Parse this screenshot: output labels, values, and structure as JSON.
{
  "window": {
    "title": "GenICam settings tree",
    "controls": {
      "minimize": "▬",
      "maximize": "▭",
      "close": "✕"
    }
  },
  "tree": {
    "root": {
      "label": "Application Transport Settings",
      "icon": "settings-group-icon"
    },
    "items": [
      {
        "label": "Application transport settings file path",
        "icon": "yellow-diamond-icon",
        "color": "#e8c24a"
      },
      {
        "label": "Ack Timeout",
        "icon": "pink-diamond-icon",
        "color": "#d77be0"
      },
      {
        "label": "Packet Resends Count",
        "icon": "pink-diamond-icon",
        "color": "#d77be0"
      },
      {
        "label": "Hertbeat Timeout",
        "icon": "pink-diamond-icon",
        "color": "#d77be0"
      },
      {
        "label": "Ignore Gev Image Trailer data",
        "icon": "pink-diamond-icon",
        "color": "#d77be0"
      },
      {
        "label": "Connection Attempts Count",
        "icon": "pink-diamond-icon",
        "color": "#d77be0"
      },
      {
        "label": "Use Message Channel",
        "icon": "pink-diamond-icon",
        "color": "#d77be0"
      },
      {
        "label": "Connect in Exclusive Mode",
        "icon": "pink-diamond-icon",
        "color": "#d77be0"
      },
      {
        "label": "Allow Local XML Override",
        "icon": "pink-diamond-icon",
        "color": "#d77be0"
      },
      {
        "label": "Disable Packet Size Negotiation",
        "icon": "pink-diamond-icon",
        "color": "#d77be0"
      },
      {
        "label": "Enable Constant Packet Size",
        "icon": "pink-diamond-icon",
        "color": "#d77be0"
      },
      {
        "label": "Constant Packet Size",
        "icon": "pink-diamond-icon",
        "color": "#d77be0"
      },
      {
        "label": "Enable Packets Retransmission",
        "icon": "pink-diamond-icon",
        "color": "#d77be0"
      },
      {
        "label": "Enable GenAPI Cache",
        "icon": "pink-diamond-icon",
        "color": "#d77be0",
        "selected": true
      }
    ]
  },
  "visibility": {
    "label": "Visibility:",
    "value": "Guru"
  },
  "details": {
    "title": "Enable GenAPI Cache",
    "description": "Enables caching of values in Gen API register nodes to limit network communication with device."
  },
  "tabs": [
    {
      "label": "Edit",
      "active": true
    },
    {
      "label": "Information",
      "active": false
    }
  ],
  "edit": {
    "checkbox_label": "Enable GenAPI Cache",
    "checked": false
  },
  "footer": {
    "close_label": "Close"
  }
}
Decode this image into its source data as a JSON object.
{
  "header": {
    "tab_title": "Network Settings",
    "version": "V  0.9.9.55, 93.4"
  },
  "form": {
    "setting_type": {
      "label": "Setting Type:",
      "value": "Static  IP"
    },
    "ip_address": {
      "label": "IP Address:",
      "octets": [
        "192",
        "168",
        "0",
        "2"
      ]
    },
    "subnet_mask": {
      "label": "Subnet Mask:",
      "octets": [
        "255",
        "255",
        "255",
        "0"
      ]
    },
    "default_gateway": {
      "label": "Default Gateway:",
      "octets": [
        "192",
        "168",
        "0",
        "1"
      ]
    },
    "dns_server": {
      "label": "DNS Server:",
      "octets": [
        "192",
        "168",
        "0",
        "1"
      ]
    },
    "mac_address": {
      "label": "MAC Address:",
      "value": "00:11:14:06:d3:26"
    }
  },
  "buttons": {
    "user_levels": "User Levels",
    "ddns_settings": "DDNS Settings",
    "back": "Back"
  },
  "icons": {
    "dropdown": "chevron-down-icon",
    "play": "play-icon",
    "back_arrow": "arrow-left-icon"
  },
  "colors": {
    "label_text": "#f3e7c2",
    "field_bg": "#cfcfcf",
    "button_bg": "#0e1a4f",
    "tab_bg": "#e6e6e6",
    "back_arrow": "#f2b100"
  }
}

= = = = =

WHAT TO WORK ON -
Write out the records shown above, exactly as they appear.

SOLVED PROBLEM -
Parse this screenshot: output labels, values, and structure as JSON.
{
  "window": {
    "title": "GenICam settings tree",
    "controls": {
      "minimize": "▬",
      "maximize": "▭",
      "close": "✕"
    }
  },
  "tree": {
    "root": {
      "label": "Application Transport Settings",
      "icon": "settings-group-icon"
    },
    "items": [
      {
        "label": "Application transport settings file path",
        "icon": "yellow-diamond-icon",
        "color": "#e8c24a"
      },
      {
        "label": "Ack Timeout",
        "icon": "pink-diamond-icon",
        "color": "#d77be0"
      },
      {
        "label": "Packet Resends Count",
        "icon": "pink-diamond-icon",
        "color": "#d77be0"
      },
      {
        "label": "Hertbeat Timeout",
        "icon": "pink-diamond-icon",
        "color": "#d77be0"
      },
      {
        "label": "Ignore Gev Image Trailer data",
        "icon": "pink-diamond-icon",
        "color": "#d77be0"
      },
      {
        "label": "Connection Attempts Count",
        "icon": "pink-diamond-icon",
        "color": "#d77be0"
      },
      {
        "label": "Use Message Channel",
        "icon": "pink-diamond-icon",
        "color": "#d77be0"
      },
      {
        "label": "Connect in Exclusive Mode",
        "icon": "pink-diamond-icon",
        "color": "#d77be0"
      },
      {
        "label": "Allow Local XML Override",
        "icon": "pink-diamond-icon",
        "color": "#d77be0"
      },
      {
        "label": "Disable Packet Size Negotiation",
        "icon": "pink-diamond-icon",
        "color": "#d77be0"
      },
      {
        "label": "Enable Constant Packet Size",
        "icon": "pink-diamond-icon",
        "color": "#d77be0"
      },
      {
        "label": "Constant Packet Size",
        "icon": "pink-diamond-icon",
        "color": "#d77be0"
      },
      {
        "label": "Enable Packets Retransmission",
        "icon": "pink-diamond-icon",
        "color": "#d77be0"
      },
      {
        "label": "Enable GenAPI Cache",
        "icon": "pink-diamond-icon",
        "color": "#d77be0",
        "selected": true
      }
    ]
  },
  "visibility": {
    "label": "Visibility:",
    "value": "Guru"
  },
  "details": {
    "title": "Enable GenAPI Cache",
    "description": "Enables caching of values in Gen API register nodes to limit network communication with device."
  },
  "tabs": [
    {
      "label": "Edit",
      "active": true
    },
    {
      "label": "Information",
      "active": false
    }
  ],
  "edit": {
    "checkbox_label": "Enable GenAPI Cache",
    "checked": false
  },
  "footer": {
    "close_label": "Close"
  }
}
Decode this image into its source data as a JSON object.
{
  "header": {
    "tab_title": "Network Settings",
    "version": "V  0.9.9.55, 93.4"
  },
  "form": {
    "setting_type": {
      "label": "Setting Type:",
      "value": "Static  IP"
    },
    "ip_address": {
      "label": "IP Address:",
      "octets": [
        "192",
        "168",
        "0",
        "2"
      ]
    },
    "subnet_mask": {
      "label": "Subnet Mask:",
      "octets": [
        "255",
        "255",
        "255",
        "0"
      ]
    },
    "default_gateway": {
      "label": "Default Gateway:",
      "octets": [
        "192",
        "168",
        "0",
        "1"
      ]
    },
    "dns_server": {
      "label": "DNS Server:",
      "octets": [
        "192",
        "168",
        "0",
        "1"
      ]
    },
    "mac_address": {
      "label": "MAC Address:",
      "value": "00:11:14:06:d3:26"
    }
  },
  "buttons": {
    "user_levels": "User Levels",
    "ddns_settings": "DDNS Settings",
    "back": "Back"
  },
  "icons": {
    "dropdown": "chevron-down-icon",
    "play": "play-icon",
    "back_arrow": "arrow-left-icon"
  },
  "colors": {
    "label_text": "#f3e7c2",
    "field_bg": "#cfcfcf",
    "button_bg": "#0e1a4f",
    "tab_bg": "#e6e6e6",
    "back_arrow": "#f2b100"
  }
}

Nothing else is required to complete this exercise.